>> START Input records

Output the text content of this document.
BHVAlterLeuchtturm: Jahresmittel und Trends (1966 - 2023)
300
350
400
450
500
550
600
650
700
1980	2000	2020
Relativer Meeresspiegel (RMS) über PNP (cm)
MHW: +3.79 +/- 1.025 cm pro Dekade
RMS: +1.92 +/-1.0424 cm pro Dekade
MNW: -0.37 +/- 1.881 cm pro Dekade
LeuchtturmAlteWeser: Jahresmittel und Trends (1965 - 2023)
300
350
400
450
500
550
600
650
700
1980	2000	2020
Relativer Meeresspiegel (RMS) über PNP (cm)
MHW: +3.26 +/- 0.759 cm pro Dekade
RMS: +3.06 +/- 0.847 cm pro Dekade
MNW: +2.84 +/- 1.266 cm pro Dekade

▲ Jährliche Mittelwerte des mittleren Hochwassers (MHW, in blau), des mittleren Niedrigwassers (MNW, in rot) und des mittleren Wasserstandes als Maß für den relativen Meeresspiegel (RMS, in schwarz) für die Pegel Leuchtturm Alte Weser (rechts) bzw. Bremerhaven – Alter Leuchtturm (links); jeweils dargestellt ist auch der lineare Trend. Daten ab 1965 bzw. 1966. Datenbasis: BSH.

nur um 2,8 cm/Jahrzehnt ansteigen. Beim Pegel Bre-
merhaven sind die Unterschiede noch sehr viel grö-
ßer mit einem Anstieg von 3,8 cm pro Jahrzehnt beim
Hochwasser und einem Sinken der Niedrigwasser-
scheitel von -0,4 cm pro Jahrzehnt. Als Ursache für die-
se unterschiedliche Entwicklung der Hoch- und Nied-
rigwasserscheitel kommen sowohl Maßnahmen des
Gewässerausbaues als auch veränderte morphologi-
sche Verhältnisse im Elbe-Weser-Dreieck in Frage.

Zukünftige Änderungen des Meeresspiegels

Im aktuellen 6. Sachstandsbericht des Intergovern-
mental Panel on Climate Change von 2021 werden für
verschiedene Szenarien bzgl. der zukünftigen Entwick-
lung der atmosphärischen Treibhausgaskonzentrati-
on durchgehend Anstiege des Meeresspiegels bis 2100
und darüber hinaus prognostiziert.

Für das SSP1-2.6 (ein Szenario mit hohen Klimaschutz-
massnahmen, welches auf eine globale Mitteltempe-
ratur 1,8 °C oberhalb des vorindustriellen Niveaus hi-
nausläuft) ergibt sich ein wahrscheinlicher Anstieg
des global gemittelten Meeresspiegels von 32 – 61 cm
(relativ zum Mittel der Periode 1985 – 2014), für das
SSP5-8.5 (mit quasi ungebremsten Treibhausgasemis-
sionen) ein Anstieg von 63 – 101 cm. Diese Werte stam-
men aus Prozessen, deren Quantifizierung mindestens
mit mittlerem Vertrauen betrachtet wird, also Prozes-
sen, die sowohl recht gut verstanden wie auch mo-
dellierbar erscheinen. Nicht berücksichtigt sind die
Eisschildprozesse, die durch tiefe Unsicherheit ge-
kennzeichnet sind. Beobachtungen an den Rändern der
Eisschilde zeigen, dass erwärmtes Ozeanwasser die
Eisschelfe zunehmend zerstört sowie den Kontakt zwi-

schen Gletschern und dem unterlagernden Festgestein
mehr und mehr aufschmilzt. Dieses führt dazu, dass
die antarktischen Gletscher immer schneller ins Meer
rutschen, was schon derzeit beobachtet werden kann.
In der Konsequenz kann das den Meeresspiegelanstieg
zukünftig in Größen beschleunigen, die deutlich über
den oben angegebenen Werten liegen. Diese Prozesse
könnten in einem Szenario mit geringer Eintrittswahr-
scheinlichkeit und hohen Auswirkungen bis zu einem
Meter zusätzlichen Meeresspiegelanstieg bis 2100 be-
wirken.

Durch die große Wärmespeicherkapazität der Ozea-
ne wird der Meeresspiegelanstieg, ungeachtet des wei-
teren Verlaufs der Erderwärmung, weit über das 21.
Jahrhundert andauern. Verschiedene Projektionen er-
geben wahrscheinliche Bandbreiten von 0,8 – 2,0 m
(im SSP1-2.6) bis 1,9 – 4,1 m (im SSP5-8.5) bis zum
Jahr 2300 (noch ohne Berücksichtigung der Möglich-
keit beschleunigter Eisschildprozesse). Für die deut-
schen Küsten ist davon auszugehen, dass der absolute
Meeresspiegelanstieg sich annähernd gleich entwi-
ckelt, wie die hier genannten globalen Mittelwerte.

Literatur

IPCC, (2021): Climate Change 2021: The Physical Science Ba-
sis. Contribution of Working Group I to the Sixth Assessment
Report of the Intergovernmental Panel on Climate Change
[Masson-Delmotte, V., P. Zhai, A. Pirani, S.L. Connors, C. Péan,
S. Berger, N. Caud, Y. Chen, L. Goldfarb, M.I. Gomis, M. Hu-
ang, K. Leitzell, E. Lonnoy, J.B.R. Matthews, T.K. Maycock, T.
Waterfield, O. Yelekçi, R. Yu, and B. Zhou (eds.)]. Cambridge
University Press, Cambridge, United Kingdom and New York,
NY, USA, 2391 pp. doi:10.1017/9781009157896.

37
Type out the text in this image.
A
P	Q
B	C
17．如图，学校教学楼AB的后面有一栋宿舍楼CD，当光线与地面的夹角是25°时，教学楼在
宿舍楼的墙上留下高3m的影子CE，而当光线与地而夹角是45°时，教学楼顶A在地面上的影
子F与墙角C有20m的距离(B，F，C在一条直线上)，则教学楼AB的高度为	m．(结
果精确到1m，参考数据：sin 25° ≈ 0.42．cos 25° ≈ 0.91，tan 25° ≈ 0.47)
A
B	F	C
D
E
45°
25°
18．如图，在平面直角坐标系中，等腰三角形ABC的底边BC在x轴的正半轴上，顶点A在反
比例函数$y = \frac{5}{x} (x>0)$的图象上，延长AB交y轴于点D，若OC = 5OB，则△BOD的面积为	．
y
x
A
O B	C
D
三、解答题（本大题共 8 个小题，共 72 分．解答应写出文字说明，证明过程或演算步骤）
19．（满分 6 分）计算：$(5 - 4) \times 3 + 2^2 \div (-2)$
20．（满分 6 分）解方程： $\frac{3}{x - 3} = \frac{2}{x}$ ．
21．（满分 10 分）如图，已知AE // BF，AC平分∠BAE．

>> END Input records

§ **What this task involves**
Repeat only the stretch of lines that begins at the line containing "Type out the text in this image." and ends at the last line above, both included.

§ **Reply to the exercise**
Type out the text in this image.
A
P	Q
B	C
17．如图，学校教学楼AB的后面有一栋宿舍楼CD，当光线与地面的夹角是25°时，教学楼在
宿舍楼的墙上留下高3m的影子CE，而当光线与地而夹角是45°时，教学楼顶A在地面上的影
子F与墙角C有20m的距离(B，F，C在一条直线上)，则教学楼AB的高度为	m．(结
果精确到1m，参考数据：sin 25° ≈ 0.42．cos 25° ≈ 0.91，tan 25° ≈ 0.47)
A
B	F	C
D
E
45°
25°
18．如图，在平面直角坐标系中，等腰三角形ABC的底边BC在x轴的正半轴上，顶点A在反
比例函数$y = \frac{5}{x} (x>0)$的图象上，延长AB交y轴于点D，若OC = 5OB，则△BOD的面积为	．
y
x
A
O B	C
D
三、解答题（本大题共 8 个小题，共 72 分．解答应写出文字说明，证明过程或演算步骤）
19．（满分 6 分）计算：$(5 - 4) \times 3 + 2^2 \div (-2)$
20．（满分 6 分）解方程： $\frac{3}{x - 3} = \frac{2}{x}$ ．
21．（满分 10 分）如图，已知AE // BF，AC平分∠BAE．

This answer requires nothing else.